* [Task instructions] Copy each line that contains the string "fino".

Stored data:
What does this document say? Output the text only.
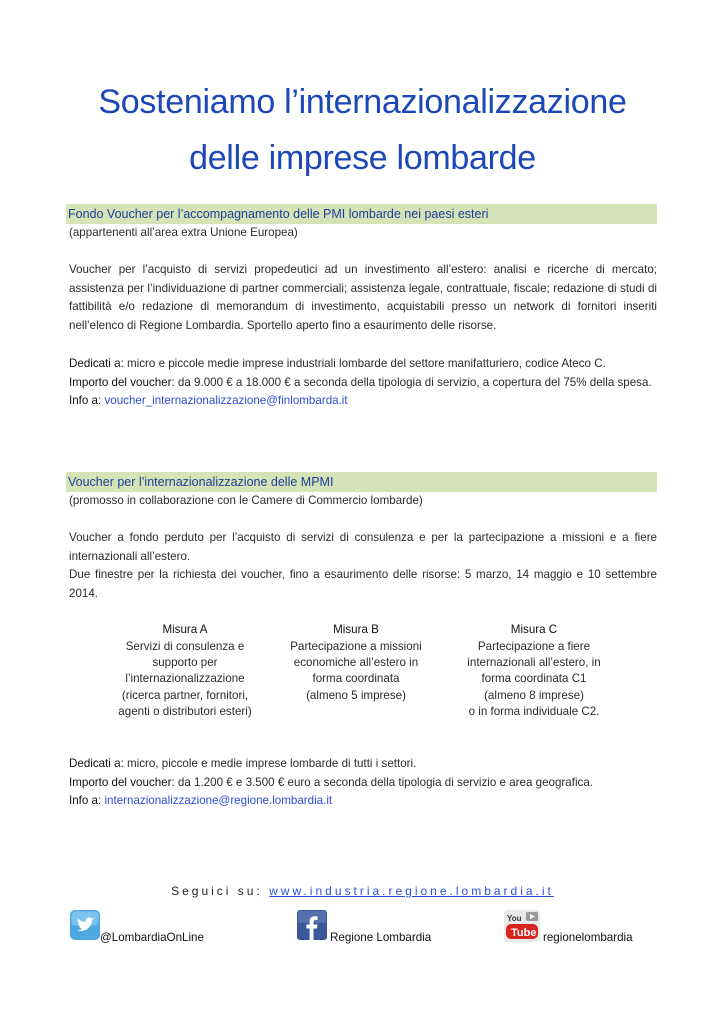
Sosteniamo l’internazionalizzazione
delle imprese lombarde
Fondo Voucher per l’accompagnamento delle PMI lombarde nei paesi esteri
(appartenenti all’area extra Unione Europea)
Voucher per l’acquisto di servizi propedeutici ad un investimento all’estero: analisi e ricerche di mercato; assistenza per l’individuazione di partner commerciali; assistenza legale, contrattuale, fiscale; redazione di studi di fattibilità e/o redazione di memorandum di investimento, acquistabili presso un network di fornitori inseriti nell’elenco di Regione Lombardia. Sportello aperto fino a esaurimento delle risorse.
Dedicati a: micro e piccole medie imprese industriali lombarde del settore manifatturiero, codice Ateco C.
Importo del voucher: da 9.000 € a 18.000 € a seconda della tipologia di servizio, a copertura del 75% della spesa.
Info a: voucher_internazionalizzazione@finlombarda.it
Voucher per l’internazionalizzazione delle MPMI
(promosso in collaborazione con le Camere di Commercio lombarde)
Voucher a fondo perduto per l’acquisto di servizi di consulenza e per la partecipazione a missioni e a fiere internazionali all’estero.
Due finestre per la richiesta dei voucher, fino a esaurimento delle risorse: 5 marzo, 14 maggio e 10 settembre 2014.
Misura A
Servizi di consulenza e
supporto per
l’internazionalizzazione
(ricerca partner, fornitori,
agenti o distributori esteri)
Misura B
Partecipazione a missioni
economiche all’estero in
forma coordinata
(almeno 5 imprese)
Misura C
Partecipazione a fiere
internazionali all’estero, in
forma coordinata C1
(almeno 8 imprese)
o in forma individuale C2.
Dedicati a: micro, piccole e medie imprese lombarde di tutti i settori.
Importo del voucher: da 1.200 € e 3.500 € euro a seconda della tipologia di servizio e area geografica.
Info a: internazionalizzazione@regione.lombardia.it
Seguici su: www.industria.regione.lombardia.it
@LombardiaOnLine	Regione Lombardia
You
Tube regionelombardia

* [Result of this exercise]
Voucher per l’acquisto di servizi propedeutici ad un investimento all’estero: analisi e ricerche di mercato; assistenza per l’individuazione di partner commerciali; assistenza legale, contrattuale, fiscale; redazione di studi di fattibilità e/o redazione di memorandum di investimento, acquistabili presso un network di fornitori inseriti nell’elenco di Regione Lombardia. Sportello aperto fino a esaurimento delle risorse.
Due finestre per la richiesta dei voucher, fino a esaurimento delle risorse: 5 marzo, 14 maggio e 10 settembre 2014.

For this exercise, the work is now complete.